• _Recorded data_:
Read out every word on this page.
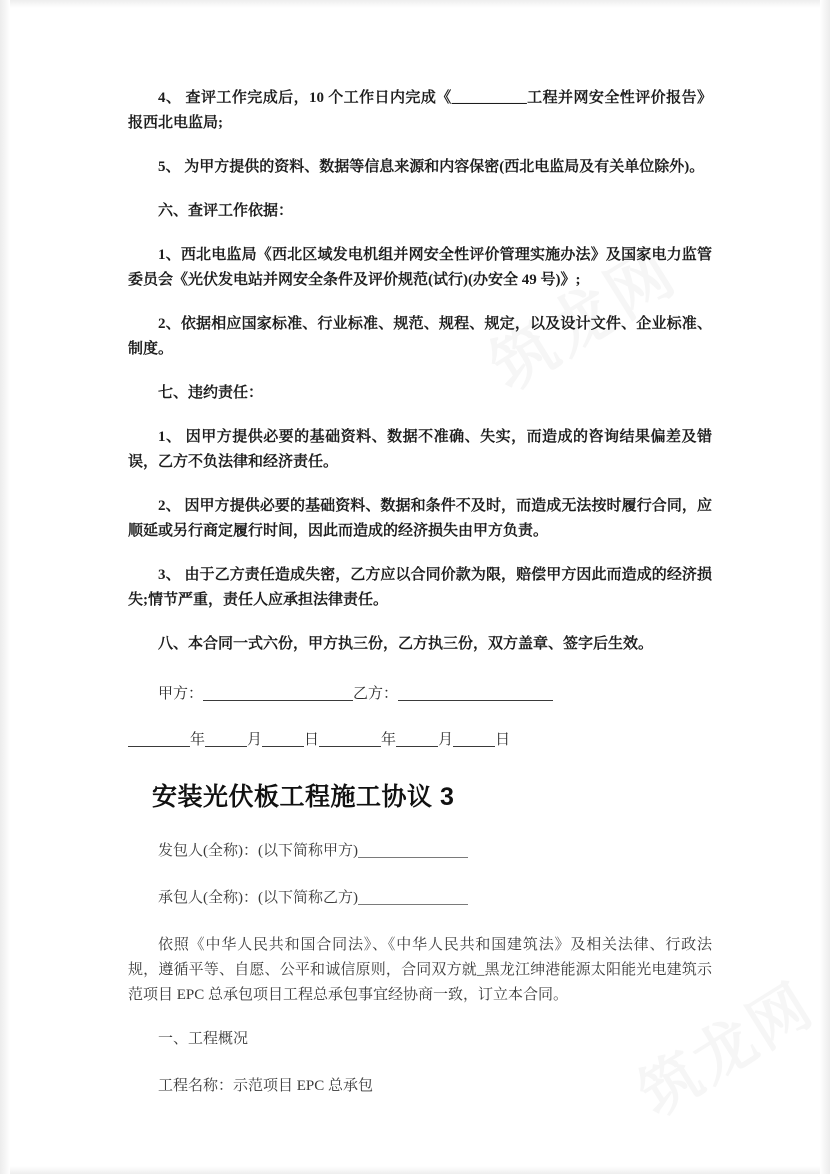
4、 查评工作完成后，10 个工作日内完成《__________工程并网安全性评价报告》报西北电监局;

5、 为甲方提供的资料、数据等信息来源和内容保密(西北电监局及有关单位除外)。

六、查评工作依据：

1、西北电监局《西北区域发电机组并网安全性评价管理实施办法》及国家电力监管委员会《光伏发电站并网安全条件及评价规范(试行)(办安全 49 号)》;

2、依据相应国家标准、行业标准、规范、规程、规定，以及设计文件、企业标准、制度。

七、违约责任：

1、 因甲方提供必要的基础资料、数据不准确、失实，而造成的咨询结果偏差及错误，乙方不负法律和经济责任。

2、 因甲方提供必要的基础资料、数据和条件不及时，而造成无法按时履行合同，应顺延或另行商定履行时间，因此而造成的经济损失由甲方负责。

3、 由于乙方责任造成失密，乙方应以合同价款为限，赔偿甲方因此而造成的经济损失;情节严重，责任人应承担法律责任。

八、本合同一式六份，甲方执三份，乙方执三份，双方盖章、签字后生效。

甲方：	乙方：

年	月	日	年	月	日

安装光伏板工程施工协议 3

发包人(全称)：(以下简称甲方)

承包人(全称)：(以下简称乙方)

依照《中华人民共和国合同法》、《中华人民共和国建筑法》及相关法律、行政法规，遵循平等、自愿、公平和诚信原则，合同双方就_黑龙江绅港能源太阳能光电建筑示范项目 EPC 总承包项目工程总承包事宜经协商一致，订立本合同。

一、工程概况

工程名称：示范项目 EPC 总承包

• _Exercise goal_:
The pictures should not appear in the copy; every other part of the records above must be returned exactly.

• _Exercise answer_:
Read out every word on this page.
4、 查评工作完成后，10 个工作日内完成《__________工程并网安全性评价报告》报西北电监局;

5、 为甲方提供的资料、数据等信息来源和内容保密(西北电监局及有关单位除外)。

六、查评工作依据：

1、西北电监局《西北区域发电机组并网安全性评价管理实施办法》及国家电力监管委员会《光伏发电站并网安全条件及评价规范(试行)(办安全 49 号)》;

2、依据相应国家标准、行业标准、规范、规程、规定，以及设计文件、企业标准、制度。

七、违约责任：

1、 因甲方提供必要的基础资料、数据不准确、失实，而造成的咨询结果偏差及错误，乙方不负法律和经济责任。

2、 因甲方提供必要的基础资料、数据和条件不及时，而造成无法按时履行合同，应顺延或另行商定履行时间，因此而造成的经济损失由甲方负责。

3、 由于乙方责任造成失密，乙方应以合同价款为限，赔偿甲方因此而造成的经济损失;情节严重，责任人应承担法律责任。

八、本合同一式六份，甲方执三份，乙方执三份，双方盖章、签字后生效。

甲方：	乙方：

年	月	日	年	月	日

安装光伏板工程施工协议 3

发包人(全称)：(以下简称甲方)

承包人(全称)：(以下简称乙方)

依照《中华人民共和国合同法》、《中华人民共和国建筑法》及相关法律、行政法规，遵循平等、自愿、公平和诚信原则，合同双方就_黑龙江绅港能源太阳能光电建筑示范项目 EPC 总承包项目工程总承包事宜经协商一致，订立本合同。

一、工程概况

工程名称：示范项目 EPC 总承包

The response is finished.